> **Actions to take**
1. Summarize the forum thread on reinstalling FBSD in three sentences.
2. Extend the forum thread on reinstalling FBSD beyond its final post.

> **Reading text**
□ □ □ □ □ □ □
First of all, thank you all for your responses. I appreciate it.
Second it's that, since I literally, ruined my previous installation, I haven't the same confidence with this OS. That's why, I'm now prefer to install VirtualBox (in my case) and run a VM of FBSD.
Just in case I destroy the system.
So I'll try to get the latest version of this, create a VM, and then run whatever you have provide to me.
Just in case something goes wrong. I'm really new to this and trust me that I don't want to install the whole OS just because something it's malfunctioning.


----------



## rigoletto@ (Apr 5, 2018)

You almost never need to reinstall the system unless you do something really nasty with Kernel or Base, like recursively changing permissions or owner/groups of files in there.

For anything else done in /usr/local stuff (aka from packages and/or ports) you can always easily RESET the things if you need to go so far.

Just take care to backup any configuration file you want from /usr/local/etc first.

If the problem is related with configuration files from Base, mergemaster(8) can be used to reset them.


----------



## BSDAppentic3 (Apr 5, 2018)

lebarondemerde said:


> You almost never need to reinstall the system unless you do something really nasty with Kernel or Base, like recursively changing permissions or owner/groups of files in there.
> 
> For anything else done in /usr/local stuff (aka from packages and/or ports) you can always easily RESET the things if you need to go so far.
> 
> ...



That could be a possibility.


----------



## BSDAppentic3 (Apr 5, 2018)

lebarondemerde or who's gonna see this, I have a question, seeing all this of the SO.
What if I download: "manifest", "base-dbg", "base","doc","kernel-dbg","kernel","ports","src", and finally "tests". Then I "unify" (sorry, I don't even know if you can understand what I mean, if this is possible, or if it already exists) all these in a unique file, so doing that, I'm getting the whole system?
□ □ □ □ □ □ □
(Extracted records)
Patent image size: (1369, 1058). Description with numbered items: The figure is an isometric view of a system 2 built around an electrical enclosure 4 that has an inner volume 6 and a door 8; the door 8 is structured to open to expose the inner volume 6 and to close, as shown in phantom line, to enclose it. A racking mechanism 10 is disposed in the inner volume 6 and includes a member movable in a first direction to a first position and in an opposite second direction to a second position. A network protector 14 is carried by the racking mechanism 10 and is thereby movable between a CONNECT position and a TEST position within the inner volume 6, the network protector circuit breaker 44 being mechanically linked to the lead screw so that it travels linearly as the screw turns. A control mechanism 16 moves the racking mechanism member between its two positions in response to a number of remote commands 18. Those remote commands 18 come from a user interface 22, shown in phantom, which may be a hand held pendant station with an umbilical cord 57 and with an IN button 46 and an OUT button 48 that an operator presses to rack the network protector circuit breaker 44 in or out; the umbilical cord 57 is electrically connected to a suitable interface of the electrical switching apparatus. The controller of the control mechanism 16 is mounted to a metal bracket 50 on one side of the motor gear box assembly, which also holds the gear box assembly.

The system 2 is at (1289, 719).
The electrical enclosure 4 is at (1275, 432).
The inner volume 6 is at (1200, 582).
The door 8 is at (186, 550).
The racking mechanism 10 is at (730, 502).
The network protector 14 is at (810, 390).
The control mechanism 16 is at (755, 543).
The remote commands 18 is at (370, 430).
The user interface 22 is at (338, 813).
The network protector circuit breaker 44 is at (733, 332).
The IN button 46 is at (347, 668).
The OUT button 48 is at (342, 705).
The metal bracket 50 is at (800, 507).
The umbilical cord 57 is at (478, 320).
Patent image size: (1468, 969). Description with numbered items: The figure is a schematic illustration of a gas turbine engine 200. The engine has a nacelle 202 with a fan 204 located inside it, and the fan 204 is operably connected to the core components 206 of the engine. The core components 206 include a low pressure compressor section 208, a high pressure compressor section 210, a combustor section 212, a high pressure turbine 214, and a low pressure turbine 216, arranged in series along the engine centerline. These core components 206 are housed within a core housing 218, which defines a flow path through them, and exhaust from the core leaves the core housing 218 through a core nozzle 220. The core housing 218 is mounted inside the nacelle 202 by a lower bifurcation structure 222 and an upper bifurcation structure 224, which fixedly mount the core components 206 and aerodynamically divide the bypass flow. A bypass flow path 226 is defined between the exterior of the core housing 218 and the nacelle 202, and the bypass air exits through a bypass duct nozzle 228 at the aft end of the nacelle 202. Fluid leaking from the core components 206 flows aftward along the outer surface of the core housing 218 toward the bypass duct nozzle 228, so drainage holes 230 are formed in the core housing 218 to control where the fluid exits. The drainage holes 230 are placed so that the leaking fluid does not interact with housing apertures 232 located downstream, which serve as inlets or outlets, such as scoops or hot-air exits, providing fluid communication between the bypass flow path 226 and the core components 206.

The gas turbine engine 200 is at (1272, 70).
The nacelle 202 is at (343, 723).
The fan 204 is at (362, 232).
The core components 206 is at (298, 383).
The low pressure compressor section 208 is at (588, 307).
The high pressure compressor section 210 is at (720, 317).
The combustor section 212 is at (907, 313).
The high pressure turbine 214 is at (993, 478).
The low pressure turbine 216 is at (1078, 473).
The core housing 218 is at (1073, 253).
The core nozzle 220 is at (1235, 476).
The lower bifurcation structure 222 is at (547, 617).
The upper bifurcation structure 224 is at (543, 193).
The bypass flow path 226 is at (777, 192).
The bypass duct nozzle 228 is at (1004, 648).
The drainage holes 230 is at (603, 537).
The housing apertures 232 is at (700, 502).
□ □ □ □ □ □ □
> **Answers in order**
1. After ruining a previous installation, one participant plans to run FBSD in a VirtualBox VM so that a mistake will not mean reinstalling the whole OS. A reply explains that a reinstall is almost never needed unless something really nasty is done to the Kernel or Base: changes in /usr/local can be reset once configuration files from /usr/local/etc are backed up, and mergemaster(8) can reset Base configuration files. The first participant then asks whether downloading items such as "base", "kernel", "ports" and "src" and unifying them into one file would give the whole system.

2.
It's something that suddenly came to my mind.
That would not be a whole system?


----------



## unitrunker (Apr 7, 2018)

BSDAppentic3 said:


> That would not be a whole system?


It would take lots of work. Your editor must be robust enough to edit a very very large source file. Compile times would be long. Editing one line requires rebuilding everything. The compiler and/or linker might run out of memory and crash.
You would still need to compile and line loadable kernel modules separately. Ditto for user libraries.


----------



## fernandel (Apr 8, 2018)

Trihexagonal said:


> What is the advantage of using anything but `su` to issue commands as root?
> 
> I always make myself a member of the wheel and operator groups but have never used anything but `su`. I know I'm root and what I'm doing as root. When I'm done I log out to my user account.
> 
> I do know I was advised against it when talking about Solaris, but I don't see the advantage of security/sudo and have never even installed it.


I did the same all the time too . Today I installed security/doas I will try how it works...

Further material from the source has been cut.